Stored data entries:
******

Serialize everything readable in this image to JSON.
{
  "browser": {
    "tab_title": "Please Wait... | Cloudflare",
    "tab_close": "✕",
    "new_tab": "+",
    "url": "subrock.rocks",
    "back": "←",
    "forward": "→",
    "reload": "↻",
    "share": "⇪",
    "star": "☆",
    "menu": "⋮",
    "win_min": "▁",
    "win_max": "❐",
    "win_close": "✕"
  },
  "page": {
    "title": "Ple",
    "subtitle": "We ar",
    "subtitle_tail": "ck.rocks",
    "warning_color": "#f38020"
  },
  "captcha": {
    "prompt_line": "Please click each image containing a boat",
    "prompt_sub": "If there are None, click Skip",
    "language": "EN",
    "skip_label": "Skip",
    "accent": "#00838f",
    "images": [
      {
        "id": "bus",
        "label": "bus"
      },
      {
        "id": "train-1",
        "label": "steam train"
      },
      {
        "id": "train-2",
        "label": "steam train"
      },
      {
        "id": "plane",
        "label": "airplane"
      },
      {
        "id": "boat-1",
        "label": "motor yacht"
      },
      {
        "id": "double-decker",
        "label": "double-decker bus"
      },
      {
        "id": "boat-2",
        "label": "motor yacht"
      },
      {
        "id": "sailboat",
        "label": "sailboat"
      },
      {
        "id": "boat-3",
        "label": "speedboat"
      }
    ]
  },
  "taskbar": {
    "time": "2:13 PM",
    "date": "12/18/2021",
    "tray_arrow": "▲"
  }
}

******

Extract the complete listing above, reproducing each line exactly.

## FULL SOLUTION
Serialize everything readable in this image to JSON.
{
  "browser": {
    "tab_title": "Please Wait... | Cloudflare",
    "tab_close": "✕",
    "new_tab": "+",
    "url": "subrock.rocks",
    "back": "←",
    "forward": "→",
    "reload": "↻",
    "share": "⇪",
    "star": "☆",
    "menu": "⋮",
    "win_min": "▁",
    "win_max": "❐",
    "win_close": "✕"
  },
  "page": {
    "title": "Ple",
    "subtitle": "We ar",
    "subtitle_tail": "ck.rocks",
    "warning_color": "#f38020"
  },
  "captcha": {
    "prompt_line": "Please click each image containing a boat",
    "prompt_sub": "If there are None, click Skip",
    "language": "EN",
    "skip_label": "Skip",
    "accent": "#00838f",
    "images": [
      {
        "id": "bus",
        "label": "bus"
      },
      {
        "id": "train-1",
        "label": "steam train"
      },
      {
        "id": "train-2",
        "label": "steam train"
      },
      {
        "id": "plane",
        "label": "airplane"
      },
      {
        "id": "boat-1",
        "label": "motor yacht"
      },
      {
        "id": "double-decker",
        "label": "double-decker bus"
      },
      {
        "id": "boat-2",
        "label": "motor yacht"
      },
      {
        "id": "sailboat",
        "label": "sailboat"
      },
      {
        "id": "boat-3",
        "label": "speedboat"
      }
    ]
  },
  "taskbar": {
    "time": "2:13 PM",
    "date": "12/18/2021",
    "tray_arrow": "▲"
  }
}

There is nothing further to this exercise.